* [Your goal]: Repeat every line of the material, character for character.

(Entries from a dataset)
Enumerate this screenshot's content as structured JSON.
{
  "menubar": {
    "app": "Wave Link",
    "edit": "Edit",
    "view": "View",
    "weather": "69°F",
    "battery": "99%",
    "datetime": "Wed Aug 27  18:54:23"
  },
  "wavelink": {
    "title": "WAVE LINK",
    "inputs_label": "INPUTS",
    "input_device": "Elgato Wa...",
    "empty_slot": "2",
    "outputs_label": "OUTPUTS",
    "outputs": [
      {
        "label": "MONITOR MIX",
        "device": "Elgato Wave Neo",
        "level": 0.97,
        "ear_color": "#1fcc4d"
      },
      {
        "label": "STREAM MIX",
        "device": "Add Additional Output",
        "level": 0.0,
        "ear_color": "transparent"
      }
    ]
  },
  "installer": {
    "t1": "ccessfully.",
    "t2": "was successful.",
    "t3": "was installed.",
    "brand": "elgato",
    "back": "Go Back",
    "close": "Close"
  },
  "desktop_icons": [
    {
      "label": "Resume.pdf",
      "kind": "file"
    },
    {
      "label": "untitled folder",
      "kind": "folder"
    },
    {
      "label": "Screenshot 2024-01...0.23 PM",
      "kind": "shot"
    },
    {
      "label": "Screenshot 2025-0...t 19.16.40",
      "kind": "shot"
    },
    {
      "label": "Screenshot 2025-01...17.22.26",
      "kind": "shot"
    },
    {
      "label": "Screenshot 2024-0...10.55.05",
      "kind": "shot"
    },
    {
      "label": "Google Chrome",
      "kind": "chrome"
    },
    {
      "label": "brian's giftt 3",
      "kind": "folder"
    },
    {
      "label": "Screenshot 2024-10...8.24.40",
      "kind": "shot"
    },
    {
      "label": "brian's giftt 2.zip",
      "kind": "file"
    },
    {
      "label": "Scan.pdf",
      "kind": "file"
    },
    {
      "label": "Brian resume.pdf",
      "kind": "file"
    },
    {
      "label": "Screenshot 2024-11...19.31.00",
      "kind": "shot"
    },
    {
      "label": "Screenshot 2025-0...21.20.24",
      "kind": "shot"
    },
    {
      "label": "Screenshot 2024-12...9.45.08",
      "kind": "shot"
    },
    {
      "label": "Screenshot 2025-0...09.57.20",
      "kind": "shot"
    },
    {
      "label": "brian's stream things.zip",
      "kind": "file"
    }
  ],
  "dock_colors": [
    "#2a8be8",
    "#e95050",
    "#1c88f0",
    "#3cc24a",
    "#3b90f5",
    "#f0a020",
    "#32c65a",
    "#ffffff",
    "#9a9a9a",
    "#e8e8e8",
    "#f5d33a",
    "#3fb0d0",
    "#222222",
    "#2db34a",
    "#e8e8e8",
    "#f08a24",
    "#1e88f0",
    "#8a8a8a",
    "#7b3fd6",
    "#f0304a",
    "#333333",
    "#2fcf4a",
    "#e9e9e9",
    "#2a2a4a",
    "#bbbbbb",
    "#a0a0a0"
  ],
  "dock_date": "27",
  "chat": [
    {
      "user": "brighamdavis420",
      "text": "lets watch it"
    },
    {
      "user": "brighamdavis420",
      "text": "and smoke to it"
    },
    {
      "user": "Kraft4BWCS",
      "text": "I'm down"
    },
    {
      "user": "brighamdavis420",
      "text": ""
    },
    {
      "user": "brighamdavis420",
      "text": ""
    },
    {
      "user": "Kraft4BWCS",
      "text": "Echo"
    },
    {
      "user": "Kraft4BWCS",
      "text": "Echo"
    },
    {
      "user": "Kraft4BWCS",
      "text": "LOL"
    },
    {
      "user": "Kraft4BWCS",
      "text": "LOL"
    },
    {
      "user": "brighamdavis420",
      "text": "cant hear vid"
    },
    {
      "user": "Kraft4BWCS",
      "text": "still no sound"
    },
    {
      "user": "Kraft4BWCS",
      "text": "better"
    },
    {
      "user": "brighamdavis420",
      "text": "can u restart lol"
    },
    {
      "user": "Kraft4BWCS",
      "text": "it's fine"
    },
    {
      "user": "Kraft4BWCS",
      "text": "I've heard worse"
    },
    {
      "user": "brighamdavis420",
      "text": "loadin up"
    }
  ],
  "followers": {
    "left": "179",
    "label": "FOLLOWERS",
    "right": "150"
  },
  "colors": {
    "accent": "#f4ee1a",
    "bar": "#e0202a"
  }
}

* [Final answer]:
Enumerate this screenshot's content as structured JSON.
{
  "menubar": {
    "app": "Wave Link",
    "edit": "Edit",
    "view": "View",
    "weather": "69°F",
    "battery": "99%",
    "datetime": "Wed Aug 27  18:54:23"
  },
  "wavelink": {
    "title": "WAVE LINK",
    "inputs_label": "INPUTS",
    "input_device": "Elgato Wa...",
    "empty_slot": "2",
    "outputs_label": "OUTPUTS",
    "outputs": [
      {
        "label": "MONITOR MIX",
        "device": "Elgato Wave Neo",
        "level": 0.97,
        "ear_color": "#1fcc4d"
      },
      {
        "label": "STREAM MIX",
        "device": "Add Additional Output",
        "level": 0.0,
        "ear_color": "transparent"
      }
    ]
  },
  "installer": {
    "t1": "ccessfully.",
    "t2": "was successful.",
    "t3": "was installed.",
    "brand": "elgato",
    "back": "Go Back",
    "close": "Close"
  },
  "desktop_icons": [
    {
      "label": "Resume.pdf",
      "kind": "file"
    },
    {
      "label": "untitled folder",
      "kind": "folder"
    },
    {
      "label": "Screenshot 2024-01...0.23 PM",
      "kind": "shot"
    },
    {
      "label": "Screenshot 2025-0...t 19.16.40",
      "kind": "shot"
    },
    {
      "label": "Screenshot 2025-01...17.22.26",
      "kind": "shot"
    },
    {
      "label": "Screenshot 2024-0...10.55.05",
      "kind": "shot"
    },
    {
      "label": "Google Chrome",
      "kind": "chrome"
    },
    {
      "label": "brian's giftt 3",
      "kind": "folder"
    },
    {
      "label": "Screenshot 2024-10...8.24.40",
      "kind": "shot"
    },
    {
      "label": "brian's giftt 2.zip",
      "kind": "file"
    },
    {
      "label": "Scan.pdf",
      "kind": "file"
    },
    {
      "label": "Brian resume.pdf",
      "kind": "file"
    },
    {
      "label": "Screenshot 2024-11...19.31.00",
      "kind": "shot"
    },
    {
      "label": "Screenshot 2025-0...21.20.24",
      "kind": "shot"
    },
    {
      "label": "Screenshot 2024-12...9.45.08",
      "kind": "shot"
    },
    {
      "label": "Screenshot 2025-0...09.57.20",
      "kind": "shot"
    },
    {
      "label": "brian's stream things.zip",
      "kind": "file"
    }
  ],
  "dock_colors": [
    "#2a8be8",
    "#e95050",
    "#1c88f0",
    "#3cc24a",
    "#3b90f5",
    "#f0a020",
    "#32c65a",
    "#ffffff",
    "#9a9a9a",
    "#e8e8e8",
    "#f5d33a",
    "#3fb0d0",
    "#222222",
    "#2db34a",
    "#e8e8e8",
    "#f08a24",
    "#1e88f0",
    "#8a8a8a",
    "#7b3fd6",
    "#f0304a",
    "#333333",
    "#2fcf4a",
    "#e9e9e9",
    "#2a2a4a",
    "#bbbbbb",
    "#a0a0a0"
  ],
  "dock_date": "27",
  "chat": [
    {
      "user": "brighamdavis420",
      "text": "lets watch it"
    },
    {
      "user": "brighamdavis420",
      "text": "and smoke to it"
    },
    {
      "user": "Kraft4BWCS",
      "text": "I'm down"
    },
    {
      "user": "brighamdavis420",
      "text": ""
    },
    {
      "user": "brighamdavis420",
      "text": ""
    },
    {
      "user": "Kraft4BWCS",
      "text": "Echo"
    },
    {
      "user": "Kraft4BWCS",
      "text": "Echo"
    },
    {
      "user": "Kraft4BWCS",
      "text": "LOL"
    },
    {
      "user": "Kraft4BWCS",
      "text": "LOL"
    },
    {
      "user": "brighamdavis420",
      "text": "cant hear vid"
    },
    {
      "user": "Kraft4BWCS",
      "text": "still no sound"
    },
    {
      "user": "Kraft4BWCS",
      "text": "better"
    },
    {
      "user": "brighamdavis420",
      "text": "can u restart lol"
    },
    {
      "user": "Kraft4BWCS",
      "text": "it's fine"
    },
    {
      "user": "Kraft4BWCS",
      "text": "I've heard worse"
    },
    {
      "user": "brighamdavis420",
      "text": "loadin up"
    }
  ],
  "followers": {
    "left": "179",
    "label": "FOLLOWERS",
    "right": "150"
  },
  "colors": {
    "accent": "#f4ee1a",
    "bar": "#e0202a"
  }
}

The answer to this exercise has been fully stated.